▸ EXERCISE DESCRIPTION
Extract each line from the entries below that has the string "Permissions" in it.

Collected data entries
**********
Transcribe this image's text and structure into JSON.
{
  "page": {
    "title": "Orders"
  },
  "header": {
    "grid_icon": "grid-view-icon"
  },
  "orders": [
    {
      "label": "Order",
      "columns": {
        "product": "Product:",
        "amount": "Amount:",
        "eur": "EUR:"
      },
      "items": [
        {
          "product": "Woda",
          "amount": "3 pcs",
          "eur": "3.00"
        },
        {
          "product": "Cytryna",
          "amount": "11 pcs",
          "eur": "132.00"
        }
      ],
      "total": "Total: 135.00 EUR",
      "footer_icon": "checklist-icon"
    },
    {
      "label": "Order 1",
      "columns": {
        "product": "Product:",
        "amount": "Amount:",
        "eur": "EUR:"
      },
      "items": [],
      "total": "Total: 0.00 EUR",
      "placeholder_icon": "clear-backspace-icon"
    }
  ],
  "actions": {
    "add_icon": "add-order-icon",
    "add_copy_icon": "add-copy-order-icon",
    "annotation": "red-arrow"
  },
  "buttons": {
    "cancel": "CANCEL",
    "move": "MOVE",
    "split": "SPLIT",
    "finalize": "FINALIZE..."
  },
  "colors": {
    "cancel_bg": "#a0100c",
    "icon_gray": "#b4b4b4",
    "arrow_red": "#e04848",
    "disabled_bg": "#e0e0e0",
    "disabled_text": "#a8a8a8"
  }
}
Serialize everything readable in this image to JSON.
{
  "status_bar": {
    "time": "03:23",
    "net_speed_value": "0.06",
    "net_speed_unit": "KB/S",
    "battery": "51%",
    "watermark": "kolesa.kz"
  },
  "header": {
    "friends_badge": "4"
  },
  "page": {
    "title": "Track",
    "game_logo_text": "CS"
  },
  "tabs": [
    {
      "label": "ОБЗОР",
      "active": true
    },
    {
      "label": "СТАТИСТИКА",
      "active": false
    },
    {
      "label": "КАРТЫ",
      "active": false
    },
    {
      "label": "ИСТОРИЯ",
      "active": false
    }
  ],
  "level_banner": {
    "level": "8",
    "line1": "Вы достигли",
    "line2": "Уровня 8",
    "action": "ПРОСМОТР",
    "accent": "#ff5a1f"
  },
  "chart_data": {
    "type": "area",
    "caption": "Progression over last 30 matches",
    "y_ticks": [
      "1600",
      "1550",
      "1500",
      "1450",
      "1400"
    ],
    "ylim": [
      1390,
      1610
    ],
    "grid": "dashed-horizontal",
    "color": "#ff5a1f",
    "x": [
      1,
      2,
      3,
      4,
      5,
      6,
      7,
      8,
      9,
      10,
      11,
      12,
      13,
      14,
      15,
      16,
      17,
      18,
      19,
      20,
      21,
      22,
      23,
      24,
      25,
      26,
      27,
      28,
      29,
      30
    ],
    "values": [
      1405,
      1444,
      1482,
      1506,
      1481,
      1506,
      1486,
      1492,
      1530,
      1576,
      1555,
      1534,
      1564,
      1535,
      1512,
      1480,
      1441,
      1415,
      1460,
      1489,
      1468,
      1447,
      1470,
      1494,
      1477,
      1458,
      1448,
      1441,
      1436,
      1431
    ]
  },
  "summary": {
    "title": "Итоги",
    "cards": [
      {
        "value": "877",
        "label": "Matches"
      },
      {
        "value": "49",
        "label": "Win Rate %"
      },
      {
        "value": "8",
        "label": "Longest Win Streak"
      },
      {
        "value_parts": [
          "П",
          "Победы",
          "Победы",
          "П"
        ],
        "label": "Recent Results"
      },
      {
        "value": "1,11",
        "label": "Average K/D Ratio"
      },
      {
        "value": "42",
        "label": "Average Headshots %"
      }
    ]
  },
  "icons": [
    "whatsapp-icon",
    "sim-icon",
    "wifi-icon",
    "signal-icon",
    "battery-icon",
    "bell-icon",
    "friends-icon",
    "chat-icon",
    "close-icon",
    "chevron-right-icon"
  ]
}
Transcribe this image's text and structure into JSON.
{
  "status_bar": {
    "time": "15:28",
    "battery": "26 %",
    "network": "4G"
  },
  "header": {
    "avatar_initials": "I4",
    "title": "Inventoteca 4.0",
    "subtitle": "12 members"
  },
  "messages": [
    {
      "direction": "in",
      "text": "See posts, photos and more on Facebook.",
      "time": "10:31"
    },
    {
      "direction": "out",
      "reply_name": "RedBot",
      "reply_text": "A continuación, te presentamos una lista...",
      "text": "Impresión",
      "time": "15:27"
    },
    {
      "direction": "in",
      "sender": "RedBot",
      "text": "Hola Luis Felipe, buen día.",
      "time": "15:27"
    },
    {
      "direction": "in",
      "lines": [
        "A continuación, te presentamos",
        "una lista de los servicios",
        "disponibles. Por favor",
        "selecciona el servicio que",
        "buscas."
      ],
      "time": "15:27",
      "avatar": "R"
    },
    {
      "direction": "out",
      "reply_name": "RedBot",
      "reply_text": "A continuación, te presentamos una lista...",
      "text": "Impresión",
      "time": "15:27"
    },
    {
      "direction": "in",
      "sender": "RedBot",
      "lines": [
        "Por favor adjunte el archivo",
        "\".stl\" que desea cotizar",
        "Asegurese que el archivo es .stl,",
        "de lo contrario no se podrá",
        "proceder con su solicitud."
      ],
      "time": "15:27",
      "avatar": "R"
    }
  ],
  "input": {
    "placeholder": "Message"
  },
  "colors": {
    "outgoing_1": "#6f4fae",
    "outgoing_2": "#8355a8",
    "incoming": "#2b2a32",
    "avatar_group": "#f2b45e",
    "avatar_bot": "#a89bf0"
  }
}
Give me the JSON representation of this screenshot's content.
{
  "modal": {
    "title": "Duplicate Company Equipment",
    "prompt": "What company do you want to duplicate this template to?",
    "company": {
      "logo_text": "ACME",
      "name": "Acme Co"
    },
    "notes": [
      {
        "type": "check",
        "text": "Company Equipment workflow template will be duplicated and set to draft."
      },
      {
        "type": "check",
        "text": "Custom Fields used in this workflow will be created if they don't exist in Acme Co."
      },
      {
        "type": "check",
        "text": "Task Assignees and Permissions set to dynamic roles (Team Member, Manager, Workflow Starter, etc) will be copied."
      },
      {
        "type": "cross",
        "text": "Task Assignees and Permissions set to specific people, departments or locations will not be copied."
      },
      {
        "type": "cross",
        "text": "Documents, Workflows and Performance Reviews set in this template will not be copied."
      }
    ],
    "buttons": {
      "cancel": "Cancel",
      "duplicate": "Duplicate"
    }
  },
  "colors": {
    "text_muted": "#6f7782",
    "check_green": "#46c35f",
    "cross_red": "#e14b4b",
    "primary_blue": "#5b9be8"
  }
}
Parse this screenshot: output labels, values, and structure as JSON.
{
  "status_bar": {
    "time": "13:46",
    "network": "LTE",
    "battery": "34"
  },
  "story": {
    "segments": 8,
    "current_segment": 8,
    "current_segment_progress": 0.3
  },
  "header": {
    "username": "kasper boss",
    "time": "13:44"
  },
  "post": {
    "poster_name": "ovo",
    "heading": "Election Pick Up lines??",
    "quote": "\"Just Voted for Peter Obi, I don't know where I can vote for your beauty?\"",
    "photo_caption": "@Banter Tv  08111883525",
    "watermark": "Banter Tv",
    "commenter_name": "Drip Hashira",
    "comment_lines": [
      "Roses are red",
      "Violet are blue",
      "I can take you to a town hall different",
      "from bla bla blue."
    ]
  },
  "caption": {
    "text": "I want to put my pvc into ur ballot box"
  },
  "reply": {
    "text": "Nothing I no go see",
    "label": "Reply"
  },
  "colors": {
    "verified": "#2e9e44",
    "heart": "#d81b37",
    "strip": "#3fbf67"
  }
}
**********
▸ COMPLETED TASK
        "text": "Task Assignees and Permissions set to dynamic roles (Team Member, Manager, Workflow Starter, etc) will be copied."
        "text": "Task Assignees and Permissions set to specific people, departments or locations will not be copied."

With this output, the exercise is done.